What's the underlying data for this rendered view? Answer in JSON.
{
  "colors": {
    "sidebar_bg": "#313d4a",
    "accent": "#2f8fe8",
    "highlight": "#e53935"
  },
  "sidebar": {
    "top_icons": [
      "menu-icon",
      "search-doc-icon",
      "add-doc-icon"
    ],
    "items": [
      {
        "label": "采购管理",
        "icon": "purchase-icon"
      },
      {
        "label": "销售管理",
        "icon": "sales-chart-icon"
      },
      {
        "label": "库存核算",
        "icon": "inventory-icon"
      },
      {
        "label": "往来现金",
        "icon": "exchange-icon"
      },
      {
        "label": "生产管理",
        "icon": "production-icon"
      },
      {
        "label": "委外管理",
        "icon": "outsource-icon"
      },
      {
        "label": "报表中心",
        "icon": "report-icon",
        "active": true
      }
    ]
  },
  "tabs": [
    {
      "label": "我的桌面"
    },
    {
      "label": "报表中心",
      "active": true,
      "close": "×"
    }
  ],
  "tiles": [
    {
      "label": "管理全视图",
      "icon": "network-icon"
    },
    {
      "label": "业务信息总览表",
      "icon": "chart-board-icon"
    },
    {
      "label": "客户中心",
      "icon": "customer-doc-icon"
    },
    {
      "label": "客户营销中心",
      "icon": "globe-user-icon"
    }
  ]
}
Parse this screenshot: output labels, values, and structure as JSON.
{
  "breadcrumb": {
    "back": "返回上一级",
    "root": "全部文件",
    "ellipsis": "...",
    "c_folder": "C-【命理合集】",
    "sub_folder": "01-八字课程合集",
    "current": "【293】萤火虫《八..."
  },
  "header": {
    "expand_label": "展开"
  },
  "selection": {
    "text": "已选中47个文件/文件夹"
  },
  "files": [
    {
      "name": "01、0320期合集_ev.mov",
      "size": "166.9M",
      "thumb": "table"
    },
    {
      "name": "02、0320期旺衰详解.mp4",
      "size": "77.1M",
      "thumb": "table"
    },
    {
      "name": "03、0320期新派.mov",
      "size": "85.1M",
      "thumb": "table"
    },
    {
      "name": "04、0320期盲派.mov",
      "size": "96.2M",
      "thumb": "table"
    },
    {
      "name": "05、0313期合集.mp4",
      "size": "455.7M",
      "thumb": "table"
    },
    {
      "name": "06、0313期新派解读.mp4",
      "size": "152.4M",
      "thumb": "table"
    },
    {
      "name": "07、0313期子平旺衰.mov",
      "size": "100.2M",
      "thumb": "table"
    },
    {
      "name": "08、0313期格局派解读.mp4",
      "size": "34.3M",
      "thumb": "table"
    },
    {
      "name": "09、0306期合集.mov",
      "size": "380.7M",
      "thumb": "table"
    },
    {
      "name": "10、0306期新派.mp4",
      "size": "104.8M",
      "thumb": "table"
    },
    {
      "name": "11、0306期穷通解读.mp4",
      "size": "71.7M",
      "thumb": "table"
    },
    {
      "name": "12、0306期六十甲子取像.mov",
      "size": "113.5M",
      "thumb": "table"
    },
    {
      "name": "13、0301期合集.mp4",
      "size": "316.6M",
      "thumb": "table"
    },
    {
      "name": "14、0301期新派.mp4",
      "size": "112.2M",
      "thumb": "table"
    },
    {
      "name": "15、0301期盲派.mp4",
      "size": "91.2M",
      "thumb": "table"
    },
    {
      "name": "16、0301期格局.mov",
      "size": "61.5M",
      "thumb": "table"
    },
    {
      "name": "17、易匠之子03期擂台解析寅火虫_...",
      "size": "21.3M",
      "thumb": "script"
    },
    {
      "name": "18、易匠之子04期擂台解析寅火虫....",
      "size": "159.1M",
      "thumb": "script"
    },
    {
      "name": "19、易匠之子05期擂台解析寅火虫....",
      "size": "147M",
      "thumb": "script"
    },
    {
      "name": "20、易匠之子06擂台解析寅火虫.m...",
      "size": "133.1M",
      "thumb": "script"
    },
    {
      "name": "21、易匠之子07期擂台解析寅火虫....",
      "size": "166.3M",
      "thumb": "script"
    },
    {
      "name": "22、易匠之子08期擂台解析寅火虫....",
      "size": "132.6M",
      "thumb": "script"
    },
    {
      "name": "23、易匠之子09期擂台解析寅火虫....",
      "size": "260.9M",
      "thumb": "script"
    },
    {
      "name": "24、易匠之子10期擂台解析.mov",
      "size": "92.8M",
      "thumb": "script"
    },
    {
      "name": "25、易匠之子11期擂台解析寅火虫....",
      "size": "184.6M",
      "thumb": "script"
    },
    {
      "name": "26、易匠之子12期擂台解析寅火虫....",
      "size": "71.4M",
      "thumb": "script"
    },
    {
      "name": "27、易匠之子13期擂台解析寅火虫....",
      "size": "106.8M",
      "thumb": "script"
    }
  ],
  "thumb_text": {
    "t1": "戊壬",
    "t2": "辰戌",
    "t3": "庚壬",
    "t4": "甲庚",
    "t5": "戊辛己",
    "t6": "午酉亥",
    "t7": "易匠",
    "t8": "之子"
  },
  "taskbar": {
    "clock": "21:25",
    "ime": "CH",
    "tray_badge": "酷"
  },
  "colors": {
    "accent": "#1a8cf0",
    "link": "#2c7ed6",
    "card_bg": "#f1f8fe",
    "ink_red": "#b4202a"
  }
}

-- What is being asked --
Tell how many lines of the records above hold the string "chart". Give no other text.

-- Reply to the exercise --
2